=== Rows ===

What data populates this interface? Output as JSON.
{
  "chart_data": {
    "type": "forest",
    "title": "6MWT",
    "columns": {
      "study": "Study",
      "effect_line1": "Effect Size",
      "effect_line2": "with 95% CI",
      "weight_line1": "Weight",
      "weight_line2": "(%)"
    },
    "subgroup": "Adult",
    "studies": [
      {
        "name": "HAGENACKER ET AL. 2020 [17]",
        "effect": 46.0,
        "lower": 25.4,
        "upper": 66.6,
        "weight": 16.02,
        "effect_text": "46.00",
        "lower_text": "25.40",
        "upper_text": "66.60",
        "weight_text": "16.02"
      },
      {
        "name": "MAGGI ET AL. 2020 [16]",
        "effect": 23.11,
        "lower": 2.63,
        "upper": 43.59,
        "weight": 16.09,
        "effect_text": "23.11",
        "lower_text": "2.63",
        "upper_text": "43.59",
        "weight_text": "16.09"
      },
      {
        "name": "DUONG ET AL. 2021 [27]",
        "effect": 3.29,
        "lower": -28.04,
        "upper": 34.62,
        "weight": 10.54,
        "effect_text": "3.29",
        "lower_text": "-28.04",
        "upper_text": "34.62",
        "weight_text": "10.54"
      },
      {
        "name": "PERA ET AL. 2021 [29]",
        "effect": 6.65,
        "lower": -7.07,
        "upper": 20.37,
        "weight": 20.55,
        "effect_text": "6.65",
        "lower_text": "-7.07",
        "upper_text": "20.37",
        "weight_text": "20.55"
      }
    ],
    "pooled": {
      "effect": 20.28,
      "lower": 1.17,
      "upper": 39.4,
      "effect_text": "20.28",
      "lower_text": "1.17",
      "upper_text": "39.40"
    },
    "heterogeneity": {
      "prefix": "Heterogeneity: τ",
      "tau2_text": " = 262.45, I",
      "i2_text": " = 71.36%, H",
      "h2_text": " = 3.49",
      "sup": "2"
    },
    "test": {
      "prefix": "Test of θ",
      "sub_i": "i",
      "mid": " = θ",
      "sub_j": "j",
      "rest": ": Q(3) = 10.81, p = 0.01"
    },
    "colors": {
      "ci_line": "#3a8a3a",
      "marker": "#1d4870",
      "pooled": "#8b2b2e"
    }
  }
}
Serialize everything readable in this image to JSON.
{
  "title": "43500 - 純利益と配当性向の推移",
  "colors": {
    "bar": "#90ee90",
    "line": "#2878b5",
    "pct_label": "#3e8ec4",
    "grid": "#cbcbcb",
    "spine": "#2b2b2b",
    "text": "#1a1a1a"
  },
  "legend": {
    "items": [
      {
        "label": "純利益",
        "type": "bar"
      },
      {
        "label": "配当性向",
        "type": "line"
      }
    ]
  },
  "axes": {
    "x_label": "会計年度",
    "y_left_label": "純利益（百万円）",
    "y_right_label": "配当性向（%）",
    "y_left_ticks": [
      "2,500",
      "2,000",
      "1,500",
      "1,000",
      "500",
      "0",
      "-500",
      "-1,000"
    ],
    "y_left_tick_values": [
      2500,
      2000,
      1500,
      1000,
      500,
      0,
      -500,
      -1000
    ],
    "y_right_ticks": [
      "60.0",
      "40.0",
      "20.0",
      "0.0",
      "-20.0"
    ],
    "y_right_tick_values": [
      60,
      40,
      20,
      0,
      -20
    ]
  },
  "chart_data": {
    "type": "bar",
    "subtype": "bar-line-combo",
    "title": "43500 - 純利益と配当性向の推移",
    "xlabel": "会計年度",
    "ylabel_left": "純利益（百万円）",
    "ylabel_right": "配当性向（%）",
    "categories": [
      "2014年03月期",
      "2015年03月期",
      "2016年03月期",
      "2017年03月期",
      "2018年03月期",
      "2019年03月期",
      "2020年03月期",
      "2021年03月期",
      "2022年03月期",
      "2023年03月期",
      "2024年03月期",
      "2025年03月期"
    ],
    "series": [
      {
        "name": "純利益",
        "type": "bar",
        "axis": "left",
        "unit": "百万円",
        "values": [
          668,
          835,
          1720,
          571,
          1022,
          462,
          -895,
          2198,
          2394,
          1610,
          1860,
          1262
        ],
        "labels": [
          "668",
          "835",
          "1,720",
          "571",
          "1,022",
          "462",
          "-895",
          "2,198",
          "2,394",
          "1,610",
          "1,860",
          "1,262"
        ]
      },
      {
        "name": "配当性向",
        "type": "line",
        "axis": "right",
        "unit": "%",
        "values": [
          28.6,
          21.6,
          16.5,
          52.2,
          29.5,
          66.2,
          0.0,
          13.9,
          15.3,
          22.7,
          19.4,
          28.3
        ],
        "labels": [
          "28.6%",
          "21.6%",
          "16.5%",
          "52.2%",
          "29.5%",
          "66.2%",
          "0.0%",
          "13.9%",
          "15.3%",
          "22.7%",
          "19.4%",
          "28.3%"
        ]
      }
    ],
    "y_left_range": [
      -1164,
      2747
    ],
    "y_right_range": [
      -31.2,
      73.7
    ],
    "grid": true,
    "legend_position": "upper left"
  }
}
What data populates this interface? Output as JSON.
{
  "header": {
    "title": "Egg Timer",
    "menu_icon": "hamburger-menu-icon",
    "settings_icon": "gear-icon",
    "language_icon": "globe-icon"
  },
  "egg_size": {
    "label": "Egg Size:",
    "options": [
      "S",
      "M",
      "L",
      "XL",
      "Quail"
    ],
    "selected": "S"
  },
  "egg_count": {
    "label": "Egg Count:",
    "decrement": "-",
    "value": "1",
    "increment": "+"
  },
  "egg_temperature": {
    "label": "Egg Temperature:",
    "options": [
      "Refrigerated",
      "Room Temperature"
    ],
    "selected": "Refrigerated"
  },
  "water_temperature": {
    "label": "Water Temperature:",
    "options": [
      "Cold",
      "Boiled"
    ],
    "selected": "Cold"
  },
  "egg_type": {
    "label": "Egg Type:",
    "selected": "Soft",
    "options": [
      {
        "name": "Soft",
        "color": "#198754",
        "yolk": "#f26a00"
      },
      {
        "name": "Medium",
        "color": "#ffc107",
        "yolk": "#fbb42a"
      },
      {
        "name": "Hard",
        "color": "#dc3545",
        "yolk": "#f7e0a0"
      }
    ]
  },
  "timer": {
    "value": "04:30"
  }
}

===

### Aim
Print out every entry, keeping each one exact.

### Written response
What data populates this interface? Output as JSON.
{
  "chart_data": {
    "type": "forest",
    "title": "6MWT",
    "columns": {
      "study": "Study",
      "effect_line1": "Effect Size",
      "effect_line2": "with 95% CI",
      "weight_line1": "Weight",
      "weight_line2": "(%)"
    },
    "subgroup": "Adult",
    "studies": [
      {
        "name": "HAGENACKER ET AL. 2020 [17]",
        "effect": 46.0,
        "lower": 25.4,
        "upper": 66.6,
        "weight": 16.02,
        "effect_text": "46.00",
        "lower_text": "25.40",
        "upper_text": "66.60",
        "weight_text": "16.02"
      },
      {
        "name": "MAGGI ET AL. 2020 [16]",
        "effect": 23.11,
        "lower": 2.63,
        "upper": 43.59,
        "weight": 16.09,
        "effect_text": "23.11",
        "lower_text": "2.63",
        "upper_text": "43.59",
        "weight_text": "16.09"
      },
      {
        "name": "DUONG ET AL. 2021 [27]",
        "effect": 3.29,
        "lower": -28.04,
        "upper": 34.62,
        "weight": 10.54,
        "effect_text": "3.29",
        "lower_text": "-28.04",
        "upper_text": "34.62",
        "weight_text": "10.54"
      },
      {
        "name": "PERA ET AL. 2021 [29]",
        "effect": 6.65,
        "lower": -7.07,
        "upper": 20.37,
        "weight": 20.55,
        "effect_text": "6.65",
        "lower_text": "-7.07",
        "upper_text": "20.37",
        "weight_text": "20.55"
      }
    ],
    "pooled": {
      "effect": 20.28,
      "lower": 1.17,
      "upper": 39.4,
      "effect_text": "20.28",
      "lower_text": "1.17",
      "upper_text": "39.40"
    },
    "heterogeneity": {
      "prefix": "Heterogeneity: τ",
      "tau2_text": " = 262.45, I",
      "i2_text": " = 71.36%, H",
      "h2_text": " = 3.49",
      "sup": "2"
    },
    "test": {
      "prefix": "Test of θ",
      "sub_i": "i",
      "mid": " = θ",
      "sub_j": "j",
      "rest": ": Q(3) = 10.81, p = 0.01"
    },
    "colors": {
      "ci_line": "#3a8a3a",
      "marker": "#1d4870",
      "pooled": "#8b2b2e"
    }
  }
}
Serialize everything readable in this image to JSON.
{
  "title": "43500 - 純利益と配当性向の推移",
  "colors": {
    "bar": "#90ee90",
    "line": "#2878b5",
    "pct_label": "#3e8ec4",
    "grid": "#cbcbcb",
    "spine": "#2b2b2b",
    "text": "#1a1a1a"
  },
  "legend": {
    "items": [
      {
        "label": "純利益",
        "type": "bar"
      },
      {
        "label": "配当性向",
        "type": "line"
      }
    ]
  },
  "axes": {
    "x_label": "会計年度",
    "y_left_label": "純利益（百万円）",
    "y_right_label": "配当性向（%）",
    "y_left_ticks": [
      "2,500",
      "2,000",
      "1,500",
      "1,000",
      "500",
      "0",
      "-500",
      "-1,000"
    ],
    "y_left_tick_values": [
      2500,
      2000,
      1500,
      1000,
      500,
      0,
      -500,
      -1000
    ],
    "y_right_ticks": [
      "60.0",
      "40.0",
      "20.0",
      "0.0",
      "-20.0"
    ],
    "y_right_tick_values": [
      60,
      40,
      20,
      0,
      -20
    ]
  },
  "chart_data": {
    "type": "bar",
    "subtype": "bar-line-combo",
    "title": "43500 - 純利益と配当性向の推移",
    "xlabel": "会計年度",
    "ylabel_left": "純利益（百万円）",
    "ylabel_right": "配当性向（%）",
    "categories": [
      "2014年03月期",
      "2015年03月期",
      "2016年03月期",
      "2017年03月期",
      "2018年03月期",
      "2019年03月期",
      "2020年03月期",
      "2021年03月期",
      "2022年03月期",
      "2023年03月期",
      "2024年03月期",
      "2025年03月期"
    ],
    "series": [
      {
        "name": "純利益",
        "type": "bar",
        "axis": "left",
        "unit": "百万円",
        "values": [
          668,
          835,
          1720,
          571,
          1022,
          462,
          -895,
          2198,
          2394,
          1610,
          1860,
          1262
        ],
        "labels": [
          "668",
          "835",
          "1,720",
          "571",
          "1,022",
          "462",
          "-895",
          "2,198",
          "2,394",
          "1,610",
          "1,860",
          "1,262"
        ]
      },
      {
        "name": "配当性向",
        "type": "line",
        "axis": "right",
        "unit": "%",
        "values": [
          28.6,
          21.6,
          16.5,
          52.2,
          29.5,
          66.2,
          0.0,
          13.9,
          15.3,
          22.7,
          19.4,
          28.3
        ],
        "labels": [
          "28.6%",
          "21.6%",
          "16.5%",
          "52.2%",
          "29.5%",
          "66.2%",
          "0.0%",
          "13.9%",
          "15.3%",
          "22.7%",
          "19.4%",
          "28.3%"
        ]
      }
    ],
    "y_left_range": [
      -1164,
      2747
    ],
    "y_right_range": [
      -31.2,
      73.7
    ],
    "grid": true,
    "legend_position": "upper left"
  }
}
What data populates this interface? Output as JSON.
{
  "header": {
    "title": "Egg Timer",
    "menu_icon": "hamburger-menu-icon",
    "settings_icon": "gear-icon",
    "language_icon": "globe-icon"
  },
  "egg_size": {
    "label": "Egg Size:",
    "options": [
      "S",
      "M",
      "L",
      "XL",
      "Quail"
    ],
    "selected": "S"
  },
  "egg_count": {
    "label": "Egg Count:",
    "decrement": "-",
    "value": "1",
    "increment": "+"
  },
  "egg_temperature": {
    "label": "Egg Temperature:",
    "options": [
      "Refrigerated",
      "Room Temperature"
    ],
    "selected": "Refrigerated"
  },
  "water_temperature": {
    "label": "Water Temperature:",
    "options": [
      "Cold",
      "Boiled"
    ],
    "selected": "Cold"
  },
  "egg_type": {
    "label": "Egg Type:",
    "selected": "Soft",
    "options": [
      {
        "name": "Soft",
        "color": "#198754",
        "yolk": "#f26a00"
      },
      {
        "name": "Medium",
        "color": "#ffc107",
        "yolk": "#fbb42a"
      },
      {
        "name": "Hard",
        "color": "#dc3545",
        "yolk": "#f7e0a0"
      }
    ]
  },
  "timer": {
    "value": "04:30"
  }
}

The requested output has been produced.